Each record below is to be copied word for word, with pictures removed.

= = =

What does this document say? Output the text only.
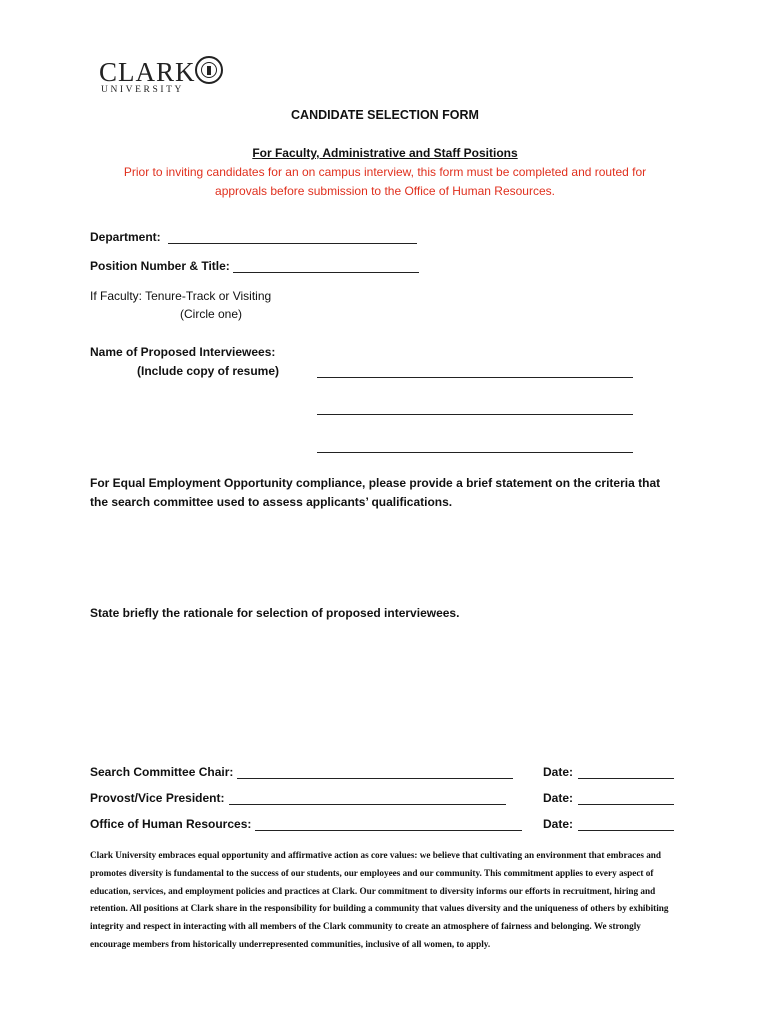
CLARK
UNIVERSITY
CANDIDATE SELECTION FORM
For Faculty, Administrative and Staff Positions
Prior to inviting candidates for an on campus interview, this form must be completed and routed for
approvals before submission to the Office of Human Resources.
Department:
Position Number & Title:
If Faculty: Tenure-Track or Visiting
(Circle one)
Name of Proposed Interviewees:
(Include copy of resume)
For Equal Employment Opportunity compliance, please provide a brief statement on the criteria that the search committee used to assess applicants’ qualifications.
State briefly the rationale for selection of proposed interviewees.
Search Committee Chair:	Date:
Provost/Vice President:	Date:
Office of Human Resources:	Date:
Clark University embraces equal opportunity and affirmative action as core values: we believe that cultivating an environment that embraces and promotes diversity is fundamental to the success of our students, our employees and our community. This commitment applies to every aspect of education, services, and employment policies and practices at Clark. Our commitment to diversity informs our efforts in recruitment, hiring and retention. All positions at Clark share in the responsibility for building a community that values diversity and the uniqueness of others by exhibiting integrity and respect in interacting with all members of the Clark community to create an atmosphere of fairness and belonging. We strongly encourage members from historically underrepresented communities, inclusive of all women, to apply.
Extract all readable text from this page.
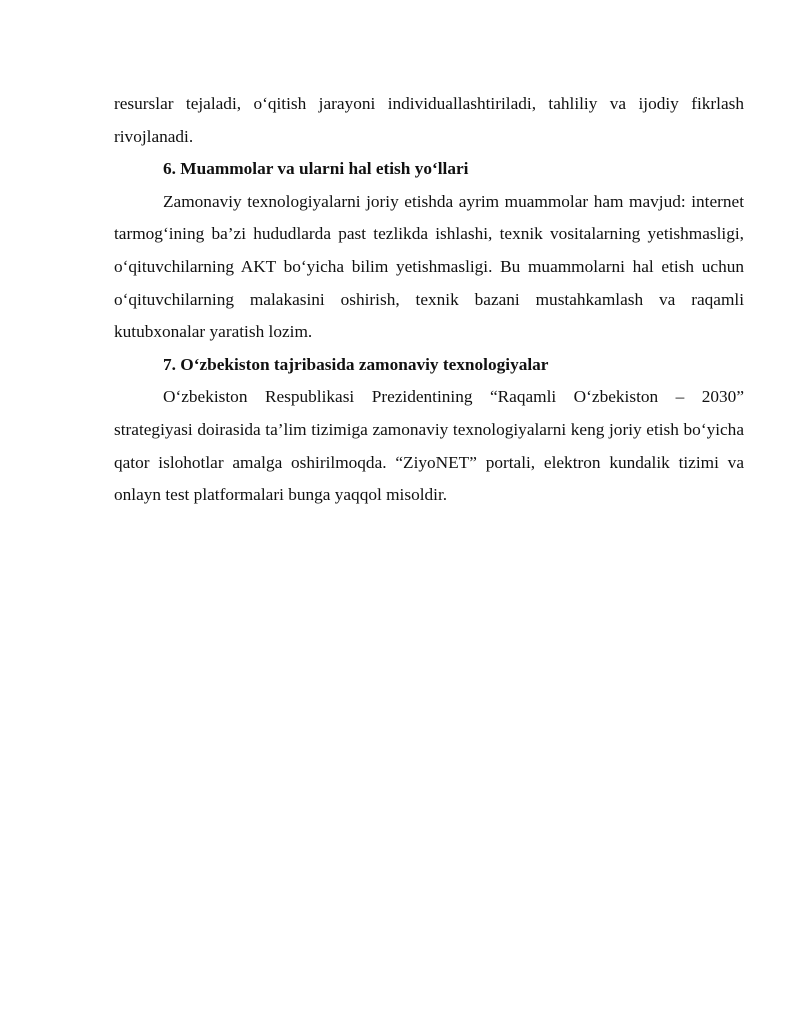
resurslar tejaladi, o‘qitish jarayoni individuallashtiriladi, tahliliy va ijodiy fikrlash rivojlanadi.

6. Muammolar va ularni hal etish yo‘llari

Zamonaviy texnologiyalarni joriy etishda ayrim muammolar ham mavjud: internet tarmog‘ining ba’zi hududlarda past tezlikda ishlashi, texnik vositalarning yetishmasligi, o‘qituvchilarning AKT bo‘yicha bilim yetishmasligi. Bu muammolarni hal etish uchun o‘qituvchilarning malakasini oshirish, texnik bazani mustahkamlash va raqamli kutubxonalar yaratish lozim.

7. O‘zbekiston tajribasida zamonaviy texnologiyalar

O‘zbekiston Respublikasi Prezidentining “Raqamli O‘zbekiston – 2030” strategiyasi doirasida ta’lim tizimiga zamonaviy texnologiyalarni keng joriy etish bo‘yicha qator islohotlar amalga oshirilmoqda. “ZiyoNET” portali, elektron kundalik tizimi va onlayn test platformalari bunga yaqqol misoldir.
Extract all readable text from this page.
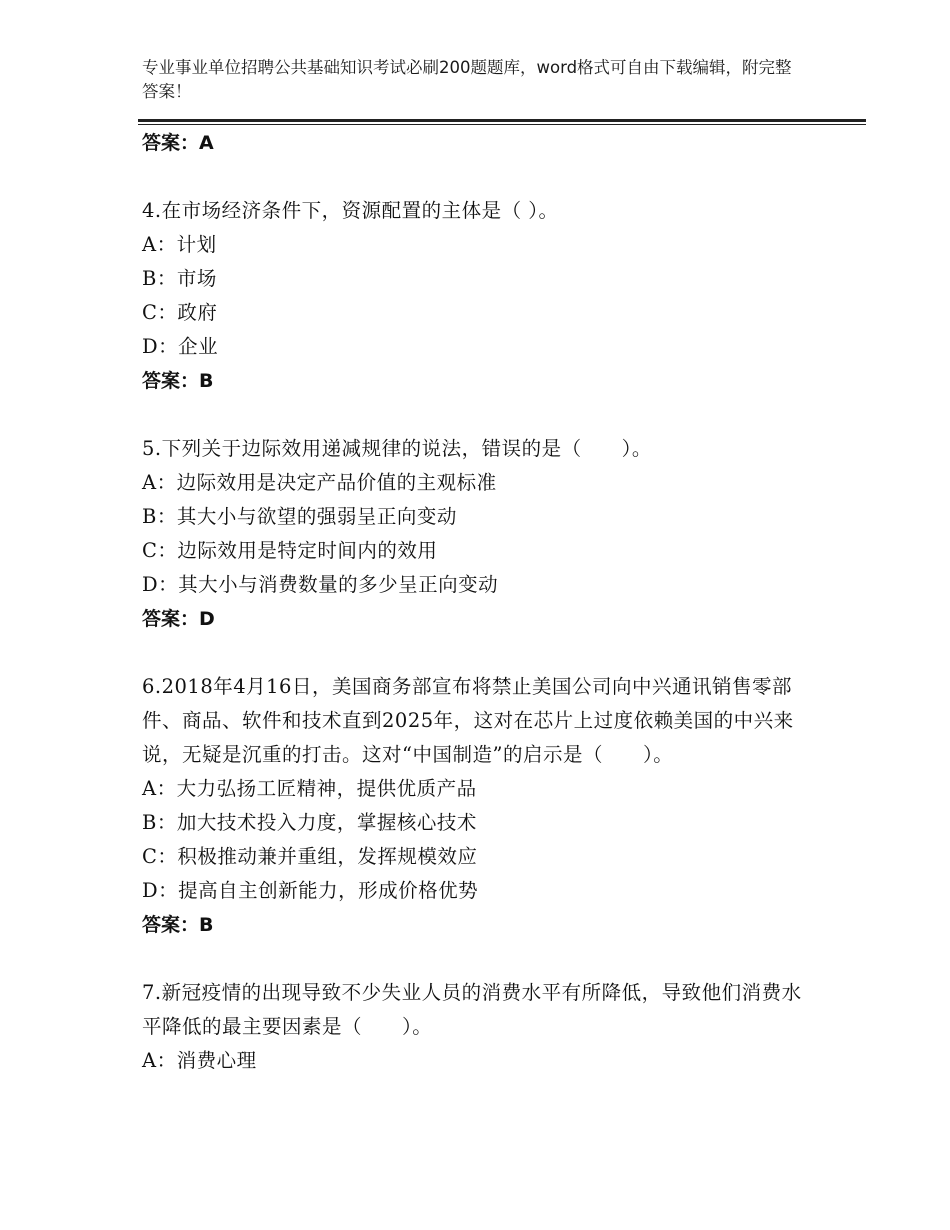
专业事业单位招聘公共基础知识考试必刷200题题库，word格式可自由下载编辑，附完整答案！
答案：A
4.在市场经济条件下，资源配置的主体是（ ）。
A：计划
B：市场
C：政府
D：企业
答案：B
5.下列关于边际效用递减规律的说法，错误的是（　　）。
A：边际效用是决定产品价值的主观标准
B：其大小与欲望的强弱呈正向变动
C：边际效用是特定时间内的效用
D：其大小与消费数量的多少呈正向变动
答案：D
6.2018年4月16日，美国商务部宣布将禁止美国公司向中兴通讯销售零部件、商品、软件和技术直到2025年，这对在芯片上过度依赖美国的中兴来说，无疑是沉重的打击。这对“中国制造”的启示是（　　）。
A：大力弘扬工匠精神，提供优质产品
B：加大技术投入力度，掌握核心技术
C：积极推动兼并重组，发挥规模效应
D：提高自主创新能力，形成价格优势
答案：B
7.新冠疫情的出现导致不少失业人员的消费水平有所降低，导致他们消费水平降低的最主要因素是（　　）。
A：消费心理
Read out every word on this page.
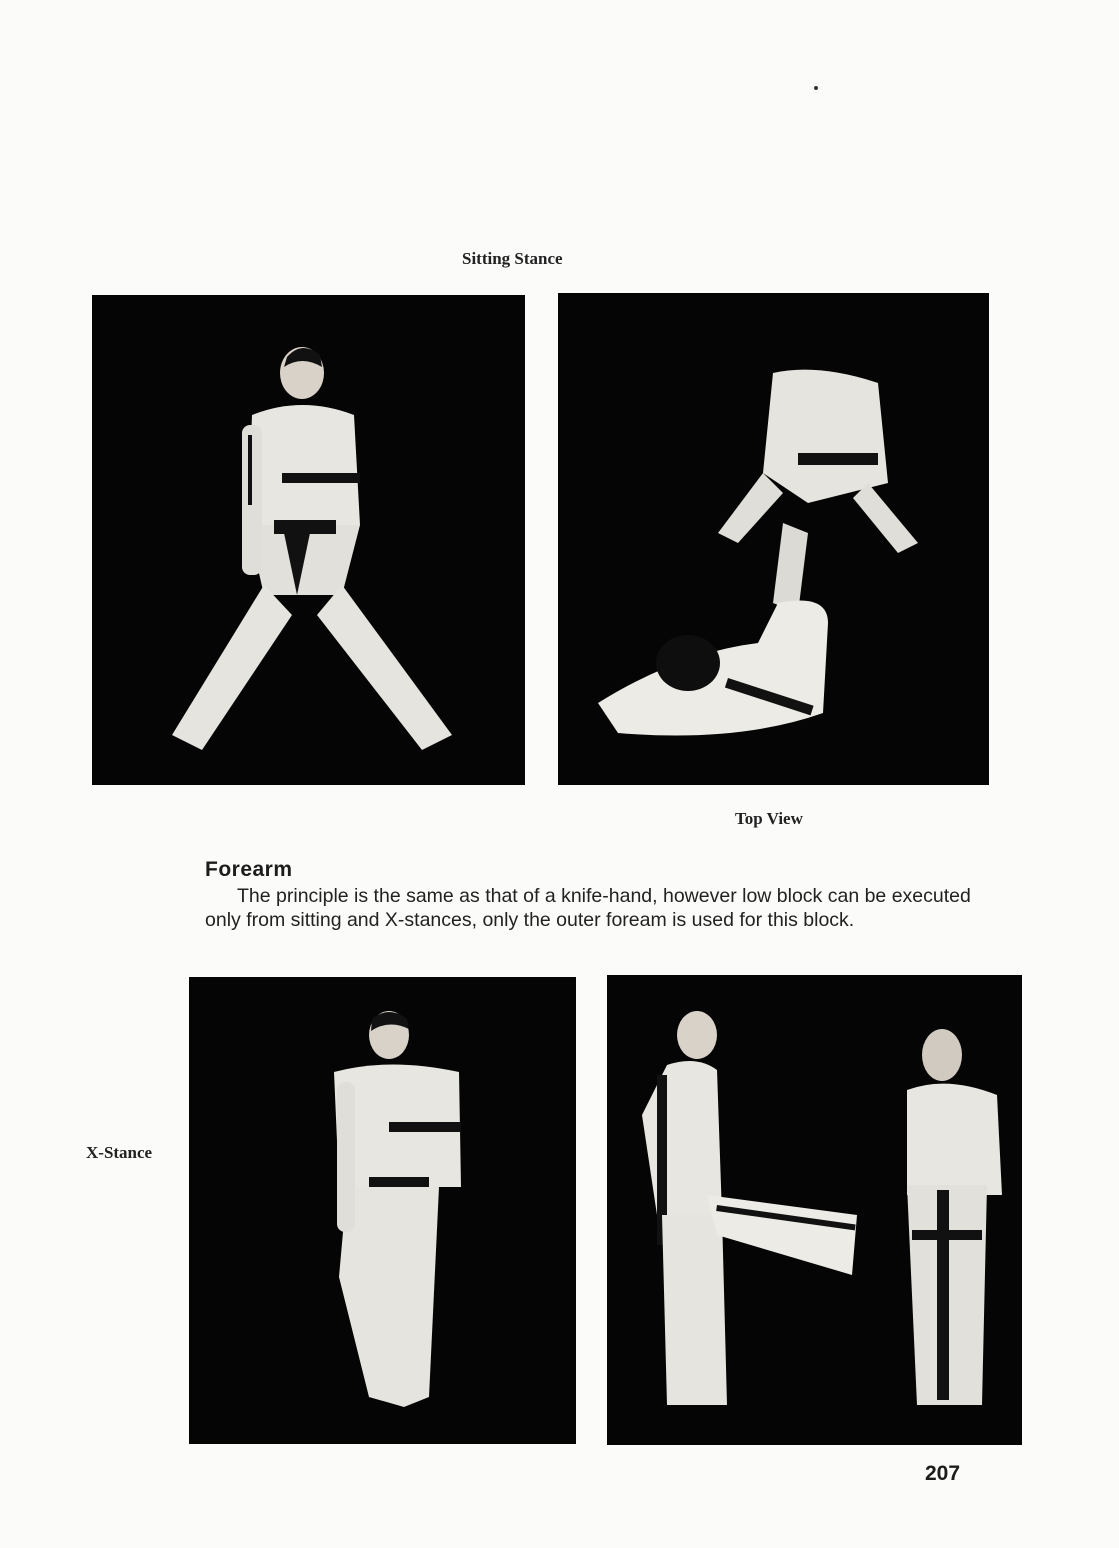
Sitting Stance
Top View
Forearm
The principle is the same as that of a knife-hand, however low block can be executed only from sitting and X-stances, only the outer foream is used for this block.
X-Stance
207
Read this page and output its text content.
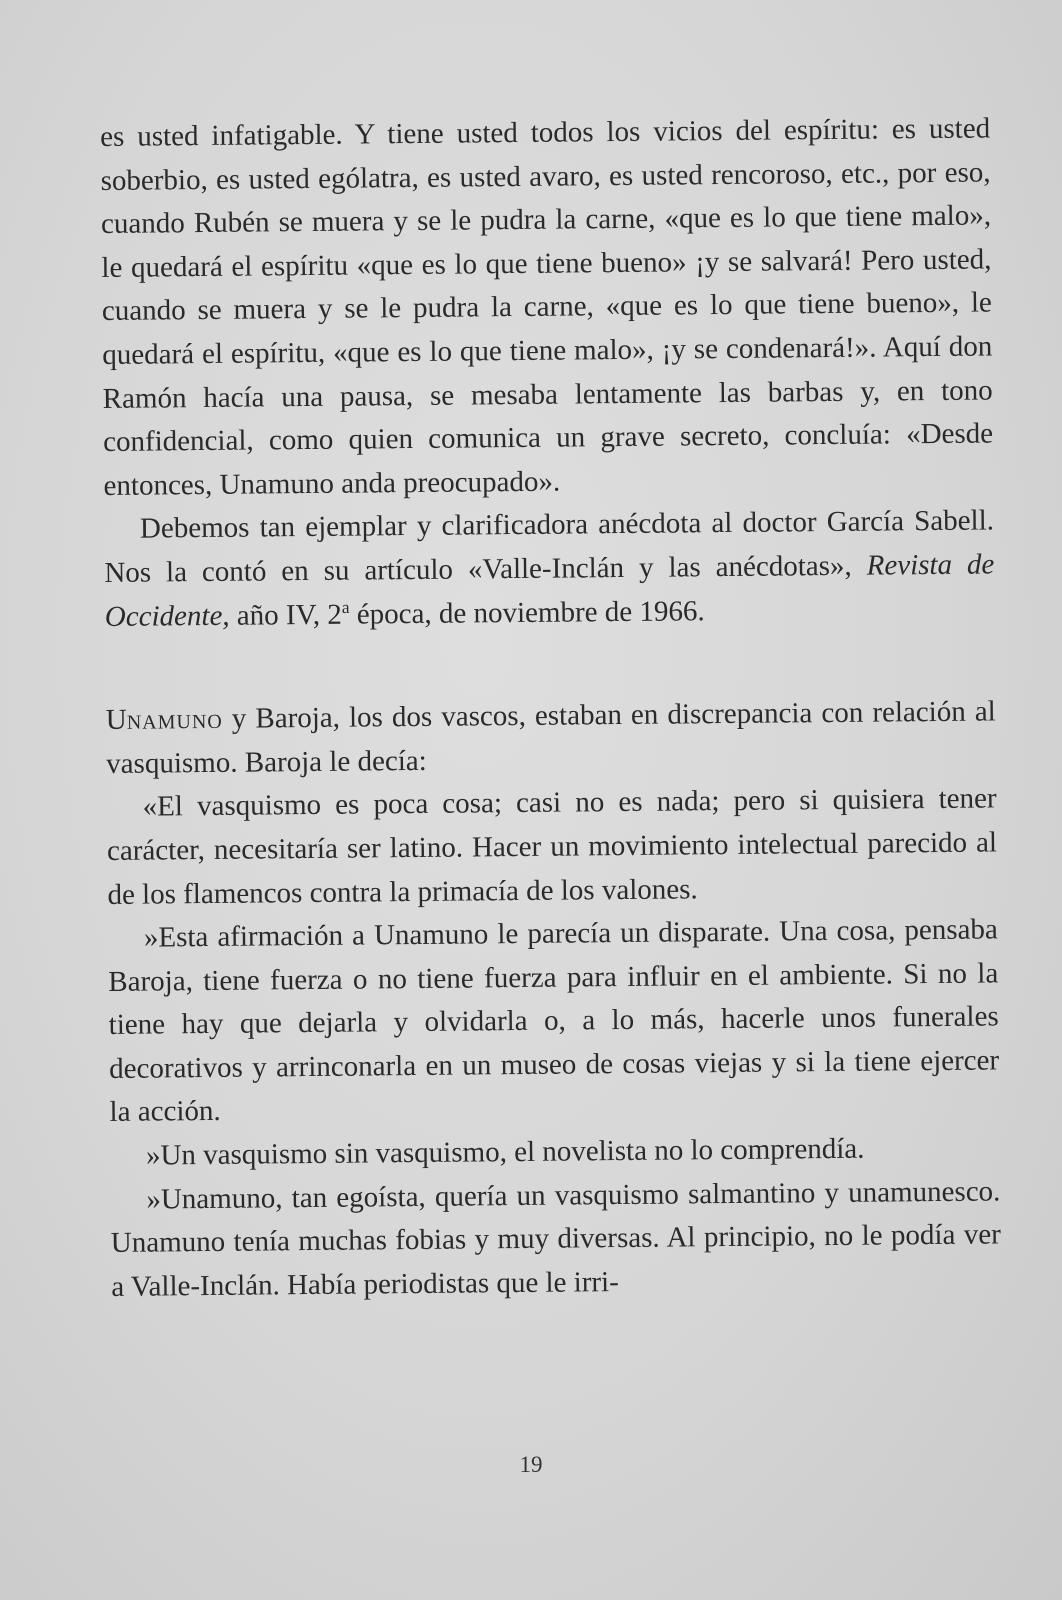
es usted infatigable. Y tiene usted todos los vicios del espíritu: es usted soberbio, es usted ególatra, es usted avaro, es usted rencoroso, etc., por eso, cuando Rubén se muera y se le pudra la carne, «que es lo que tiene malo», le quedará el espíritu «que es lo que tiene bueno» ¡y se salvará! Pero usted, cuando se muera y se le pudra la carne, «que es lo que tiene bueno», le quedará el espíritu, «que es lo que tiene malo», ¡y se condenará!». Aquí don Ramón hacía una pausa, se mesaba lentamente las barbas y, en tono confidencial, como quien comunica un grave secreto, concluía: «Desde entonces, Unamuno anda preocupado».

Debemos tan ejemplar y clarificadora anécdota al doctor García Sabell. Nos la contó en su artículo «Valle-Inclán y las anécdotas», Revista de Occidente, año IV, 2$^a$ época, de noviembre de 1966.

Unamuno y Baroja, los dos vascos, estaban en discrepancia con relación al vasquismo. Baroja le decía:

«El vasquismo es poca cosa; casi no es nada; pero si quisiera tener carácter, necesitaría ser latino. Hacer un movimiento intelectual parecido al de los flamencos contra la primacía de los valones.

»Esta afirmación a Unamuno le parecía un disparate. Una cosa, pensaba Baroja, tiene fuerza o no tiene fuerza para influir en el ambiente. Si no la tiene hay que dejarla y olvidarla o, a lo más, hacerle unos funerales decorativos y arrinconarla en un museo de cosas viejas y si la tiene ejercer la acción.

»Un vasquismo sin vasquismo, el novelista no lo comprendía.

»Unamuno, tan egoísta, quería un vasquismo salmantino y unamunesco. Unamuno tenía muchas fobias y muy diversas. Al principio, no le podía ver a Valle-Inclán. Había periodistas que le irri-

19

= = =

● **COMPLETE OUTPUT**:
What does this document say? Output the text only.
CLARK
UNIVERSITY
CANDIDATE SELECTION FORM
For Faculty, Administrative and Staff Positions
Prior to inviting candidates for an on campus interview, this form must be completed and routed for
approvals before submission to the Office of Human Resources.
Department:
Position Number & Title:
If Faculty: Tenure-Track or Visiting
(Circle one)
Name of Proposed Interviewees:
(Include copy of resume)
For Equal Employment Opportunity compliance, please provide a brief statement on the criteria that the search committee used to assess applicants’ qualifications.
State briefly the rationale for selection of proposed interviewees.
Search Committee Chair:	Date:
Provost/Vice President:	Date:
Office of Human Resources:	Date:
Clark University embraces equal opportunity and affirmative action as core values: we believe that cultivating an environment that embraces and promotes diversity is fundamental to the success of our students, our employees and our community. This commitment applies to every aspect of education, services, and employment policies and practices at Clark. Our commitment to diversity informs our efforts in recruitment, hiring and retention. All positions at Clark share in the responsibility for building a community that values diversity and the uniqueness of others by exhibiting integrity and respect in interacting with all members of the Clark community to create an atmosphere of fairness and belonging. We strongly encourage members from historically underrepresented communities, inclusive of all women, to apply.
Extract all readable text from this page.
resurslar tejaladi, o‘qitish jarayoni individuallashtiriladi, tahliliy va ijodiy fikrlash rivojlanadi.

6. Muammolar va ularni hal etish yo‘llari

Zamonaviy texnologiyalarni joriy etishda ayrim muammolar ham mavjud: internet tarmog‘ining ba’zi hududlarda past tezlikda ishlashi, texnik vositalarning yetishmasligi, o‘qituvchilarning AKT bo‘yicha bilim yetishmasligi. Bu muammolarni hal etish uchun o‘qituvchilarning malakasini oshirish, texnik bazani mustahkamlash va raqamli kutubxonalar yaratish lozim.

7. O‘zbekiston tajribasida zamonaviy texnologiyalar

O‘zbekiston Respublikasi Prezidentining “Raqamli O‘zbekiston – 2030” strategiyasi doirasida ta’lim tizimiga zamonaviy texnologiyalarni keng joriy etish bo‘yicha qator islohotlar amalga oshirilmoqda. “ZiyoNET” portali, elektron kundalik tizimi va onlayn test platformalari bunga yaqqol misoldir.
Extract all readable text from this page.
专业事业单位招聘公共基础知识考试必刷200题题库，word格式可自由下载编辑，附完整答案！
答案：A
4.在市场经济条件下，资源配置的主体是（ ）。
A：计划
B：市场
C：政府
D：企业
答案：B
5.下列关于边际效用递减规律的说法，错误的是（　　）。
A：边际效用是决定产品价值的主观标准
B：其大小与欲望的强弱呈正向变动
C：边际效用是特定时间内的效用
D：其大小与消费数量的多少呈正向变动
答案：D
6.2018年4月16日，美国商务部宣布将禁止美国公司向中兴通讯销售零部件、商品、软件和技术直到2025年，这对在芯片上过度依赖美国的中兴来说，无疑是沉重的打击。这对“中国制造”的启示是（　　）。
A：大力弘扬工匠精神，提供优质产品
B：加大技术投入力度，掌握核心技术
C：积极推动兼并重组，发挥规模效应
D：提高自主创新能力，形成价格优势
答案：B
7.新冠疫情的出现导致不少失业人员的消费水平有所降低，导致他们消费水平降低的最主要因素是（　　）。
A：消费心理
Read out every word on this page.
Sitting Stance
Top View
Forearm
The principle is the same as that of a knife-hand, however low block can be executed only from sitting and X-stances, only the outer foream is used for this block.
X-Stance
207
Read this page and output its text content.
es usted infatigable. Y tiene usted todos los vicios del espíritu: es usted soberbio, es usted ególatra, es usted avaro, es usted rencoroso, etc., por eso, cuando Rubén se muera y se le pudra la carne, «que es lo que tiene malo», le quedará el espíritu «que es lo que tiene bueno» ¡y se salvará! Pero usted, cuando se muera y se le pudra la carne, «que es lo que tiene bueno», le quedará el espíritu, «que es lo que tiene malo», ¡y se condenará!». Aquí don Ramón hacía una pausa, se mesaba lentamente las barbas y, en tono confidencial, como quien comunica un grave secreto, concluía: «Desde entonces, Unamuno anda preocupado».

Debemos tan ejemplar y clarificadora anécdota al doctor García Sabell. Nos la contó en su artículo «Valle-Inclán y las anécdotas», Revista de Occidente, año IV, 2$^a$ época, de noviembre de 1966.

Unamuno y Baroja, los dos vascos, estaban en discrepancia con relación al vasquismo. Baroja le decía:

«El vasquismo es poca cosa; casi no es nada; pero si quisiera tener carácter, necesitaría ser latino. Hacer un movimiento intelectual parecido al de los flamencos contra la primacía de los valones.

»Esta afirmación a Unamuno le parecía un disparate. Una cosa, pensaba Baroja, tiene fuerza o no tiene fuerza para influir en el ambiente. Si no la tiene hay que dejarla y olvidarla o, a lo más, hacerle unos funerales decorativos y arrinconarla en un museo de cosas viejas y si la tiene ejercer la acción.

»Un vasquismo sin vasquismo, el novelista no lo comprendía.

»Unamuno, tan egoísta, quería un vasquismo salmantino y unamunesco. Unamuno tenía muchas fobias y muy diversas. Al principio, no le podía ver a Valle-Inclán. Había periodistas que le irri-

19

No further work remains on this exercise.